# What is needed
Without the pictures, copy the entries below word for word.

Excerpt from a dataset
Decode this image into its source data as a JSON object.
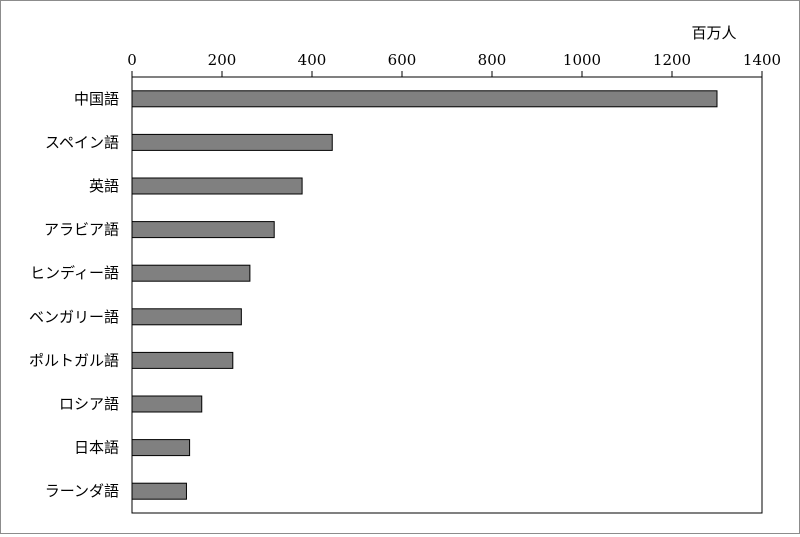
{
  "chart_data": {
    "type": "bar",
    "orientation": "horizontal",
    "title": "",
    "xlabel": "",
    "ylabel": "",
    "unit_label": "百万人",
    "xlim": [
      0,
      1400
    ],
    "x_ticks": [
      0,
      200,
      400,
      600,
      800,
      1000,
      1200,
      1400
    ],
    "categories": [
      "中国語",
      "スペイン語",
      "英語",
      "アラビア語",
      "ヒンディー語",
      "ベンガリー語",
      "ポルトガル語",
      "ロシア語",
      "日本語",
      "ラーンダ語"
    ],
    "values": [
      1300,
      445,
      378,
      316,
      262,
      243,
      224,
      155,
      128,
      121
    ],
    "x_axis_position": "top",
    "grid": false,
    "legend": "none",
    "bar_color": "#808080",
    "bar_edge_color": "#000000"
  }
}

# The answer
Decode this image into its source data as a JSON object.
{
  "chart_data": {
    "type": "bar",
    "orientation": "horizontal",
    "title": "",
    "xlabel": "",
    "ylabel": "",
    "unit_label": "百万人",
    "xlim": [
      0,
      1400
    ],
    "x_ticks": [
      0,
      200,
      400,
      600,
      800,
      1000,
      1200,
      1400
    ],
    "categories": [
      "中国語",
      "スペイン語",
      "英語",
      "アラビア語",
      "ヒンディー語",
      "ベンガリー語",
      "ポルトガル語",
      "ロシア語",
      "日本語",
      "ラーンダ語"
    ],
    "values": [
      1300,
      445,
      378,
      316,
      262,
      243,
      224,
      155,
      128,
      121
    ],
    "x_axis_position": "top",
    "grid": false,
    "legend": "none",
    "bar_color": "#808080",
    "bar_edge_color": "#000000"
  }
}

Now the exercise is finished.